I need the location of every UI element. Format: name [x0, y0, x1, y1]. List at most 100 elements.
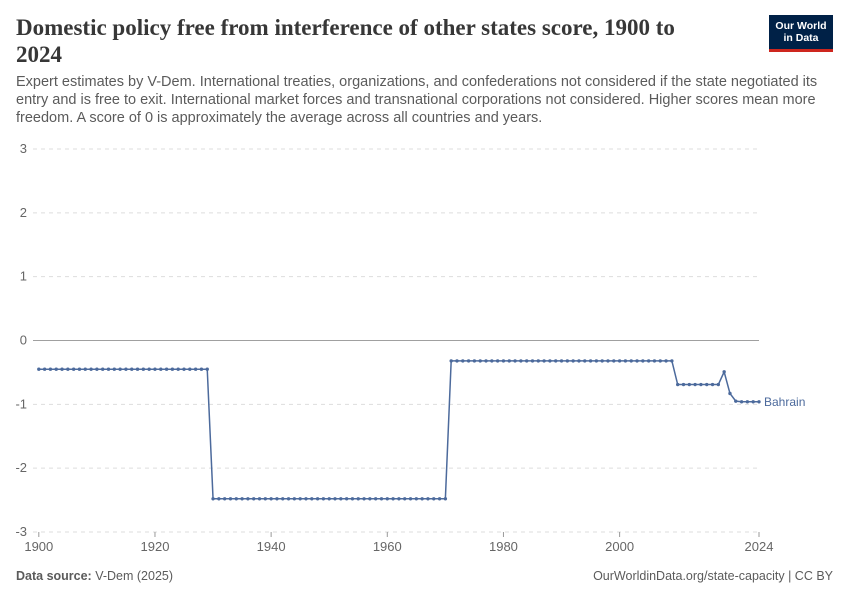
- data-point[interactable]: [728, 391, 732, 396]
- data-point[interactable]: [675, 382, 680, 387]
- data-point[interactable]: [461, 359, 465, 363]
- data-point[interactable]: [205, 367, 209, 371]
- data-point[interactable]: [432, 497, 436, 501]
- data-point[interactable]: [292, 497, 297, 501]
- data-point[interactable]: [193, 367, 198, 371]
- data-point[interactable]: [664, 359, 668, 363]
- owid-logo[interactable]: Our World in Data: [769, 15, 833, 52]
- data-point[interactable]: [350, 497, 355, 501]
- data-point[interactable]: [437, 497, 442, 501]
- data-point[interactable]: [600, 359, 604, 363]
- data-point[interactable]: [315, 497, 320, 501]
- data-point[interactable]: [257, 497, 262, 501]
- data-point[interactable]: [751, 400, 755, 404]
- data-point[interactable]: [281, 497, 285, 501]
- data-point[interactable]: [571, 359, 575, 363]
- data-point[interactable]: [588, 359, 593, 363]
- data-point[interactable]: [548, 359, 552, 363]
- data-point[interactable]: [66, 367, 70, 371]
- data-point[interactable]: [310, 497, 314, 501]
- data-point[interactable]: [652, 359, 657, 363]
- data-point[interactable]: [757, 400, 761, 404]
- data-point[interactable]: [286, 497, 291, 501]
- data-point[interactable]: [443, 497, 448, 501]
- data-point[interactable]: [344, 497, 349, 501]
- data-point[interactable]: [478, 359, 482, 363]
- data-point[interactable]: [234, 497, 238, 501]
- series-line-bahrain[interactable]: [38, 360, 759, 500]
- data-point[interactable]: [164, 367, 169, 371]
- data-point[interactable]: [263, 497, 268, 501]
- data-point[interactable]: [745, 400, 750, 404]
- data-point[interactable]: [89, 367, 93, 371]
- data-point[interactable]: [403, 497, 407, 501]
- data-point[interactable]: [112, 367, 117, 371]
- data-point[interactable]: [37, 367, 41, 371]
- data-point[interactable]: [490, 359, 494, 363]
- data-point[interactable]: [716, 382, 721, 387]
- data-point[interactable]: [130, 367, 134, 371]
- data-point[interactable]: [455, 359, 459, 363]
- data-point[interactable]: [124, 367, 128, 371]
- data-point[interactable]: [356, 497, 360, 501]
- data-point[interactable]: [159, 367, 163, 371]
- data-point[interactable]: [54, 367, 58, 371]
- data-point[interactable]: [559, 359, 564, 363]
- data-point[interactable]: [252, 497, 256, 501]
- data-point[interactable]: [118, 367, 122, 371]
- data-point[interactable]: [379, 497, 384, 501]
- data-point[interactable]: [321, 497, 326, 501]
- data-point[interactable]: [594, 359, 599, 363]
- data-point[interactable]: [734, 399, 738, 403]
- data-point[interactable]: [495, 359, 500, 363]
- data-source-link[interactable]: V-Dem (2025): [95, 569, 174, 583]
- series-bahrain[interactable]: Bahrain: [37, 359, 805, 501]
- data-point[interactable]: [449, 359, 453, 363]
- data-point[interactable]: [641, 359, 645, 363]
- data-point[interactable]: [217, 497, 221, 501]
- data-point[interactable]: [60, 367, 64, 371]
- data-point[interactable]: [368, 497, 372, 501]
- data-point[interactable]: [501, 359, 506, 363]
- data-point[interactable]: [687, 382, 691, 387]
- data-point[interactable]: [170, 367, 175, 371]
- data-point[interactable]: [472, 359, 477, 363]
- data-point[interactable]: [199, 367, 204, 371]
- data-point[interactable]: [48, 367, 53, 371]
- data-point[interactable]: [513, 359, 517, 363]
- data-point[interactable]: [275, 497, 279, 501]
- data-point[interactable]: [670, 359, 674, 363]
- data-point[interactable]: [228, 497, 233, 501]
- data-point[interactable]: [606, 359, 610, 363]
- data-point[interactable]: [246, 497, 250, 501]
- data-point[interactable]: [269, 497, 273, 501]
- data-point[interactable]: [385, 497, 389, 501]
- data-point[interactable]: [612, 359, 616, 363]
- data-point[interactable]: [530, 359, 535, 363]
- data-point[interactable]: [466, 359, 471, 363]
- data-point[interactable]: [71, 367, 76, 371]
- data-point[interactable]: [339, 497, 343, 501]
- data-point[interactable]: [617, 359, 622, 363]
- series-label-bahrain[interactable]: Bahrain: [764, 395, 805, 409]
- data-point[interactable]: [426, 497, 430, 501]
- data-point[interactable]: [333, 497, 337, 501]
- data-point[interactable]: [327, 497, 331, 501]
- data-point[interactable]: [397, 497, 401, 501]
- data-point[interactable]: [542, 359, 546, 363]
- data-point[interactable]: [362, 497, 366, 501]
- data-point[interactable]: [373, 497, 378, 501]
- data-point[interactable]: [699, 382, 703, 387]
- data-point[interactable]: [554, 359, 558, 363]
- data-point[interactable]: [629, 359, 633, 363]
- data-point[interactable]: [484, 359, 488, 363]
- data-point[interactable]: [646, 359, 651, 363]
- data-point[interactable]: [583, 359, 587, 363]
- data-point[interactable]: [95, 367, 99, 371]
- data-point[interactable]: [135, 367, 140, 371]
- data-point[interactable]: [739, 400, 744, 404]
- data-point[interactable]: [147, 367, 151, 371]
- data-point[interactable]: [722, 370, 726, 374]
- data-point[interactable]: [42, 367, 47, 371]
- data-point[interactable]: [141, 367, 146, 371]
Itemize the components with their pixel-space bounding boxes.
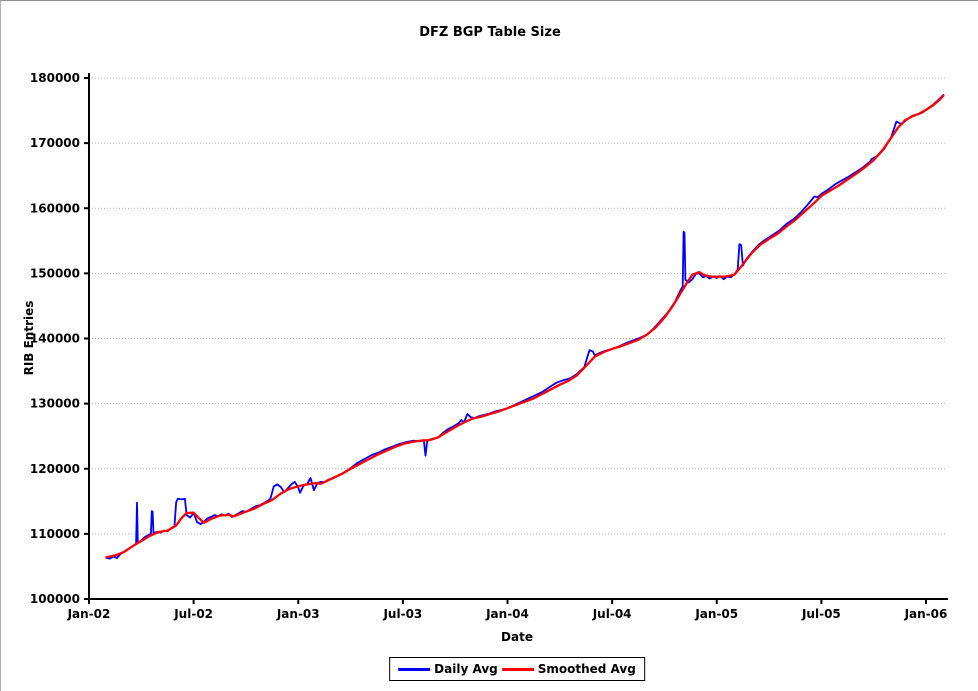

☆ ☆ ☆ ☆

**Requirements:** Write out, word for word, the lines of the items that start with the line containing "- data-point[interactable]: [728, 391, 732, 396]" and continue through the line containing "- data-point[interactable]: [112, 367, 117, 371]". Include both of those lines.

**Written answer:**
- data-point[interactable]: [728, 391, 732, 396]
- data-point[interactable]: [675, 382, 680, 387]
- data-point[interactable]: [461, 359, 465, 363]
- data-point[interactable]: [205, 367, 209, 371]
- data-point[interactable]: [432, 497, 436, 501]
- data-point[interactable]: [292, 497, 297, 501]
- data-point[interactable]: [193, 367, 198, 371]
- data-point[interactable]: [664, 359, 668, 363]
- owid-logo[interactable]: Our World in Data: [769, 15, 833, 52]
- data-point[interactable]: [350, 497, 355, 501]
- data-point[interactable]: [437, 497, 442, 501]
- data-point[interactable]: [600, 359, 604, 363]
- data-point[interactable]: [315, 497, 320, 501]
- data-point[interactable]: [257, 497, 262, 501]
- data-point[interactable]: [751, 400, 755, 404]
- data-point[interactable]: [281, 497, 285, 501]
- data-point[interactable]: [571, 359, 575, 363]
- data-point[interactable]: [588, 359, 593, 363]
- data-point[interactable]: [548, 359, 552, 363]
- data-point[interactable]: [66, 367, 70, 371]
- data-point[interactable]: [310, 497, 314, 501]
- data-point[interactable]: [652, 359, 657, 363]
- data-point[interactable]: [757, 400, 761, 404]
- data-point[interactable]: [286, 497, 291, 501]
- data-point[interactable]: [443, 497, 448, 501]
- data-point[interactable]: [344, 497, 349, 501]
- data-point[interactable]: [478, 359, 482, 363]
- data-point[interactable]: [234, 497, 238, 501]
- series-line-bahrain[interactable]: [38, 360, 759, 500]
- data-point[interactable]: [164, 367, 169, 371]
- data-point[interactable]: [263, 497, 268, 501]
- data-point[interactable]: [745, 400, 750, 404]
- data-point[interactable]: [89, 367, 93, 371]
- data-point[interactable]: [403, 497, 407, 501]
- data-point[interactable]: [112, 367, 117, 371]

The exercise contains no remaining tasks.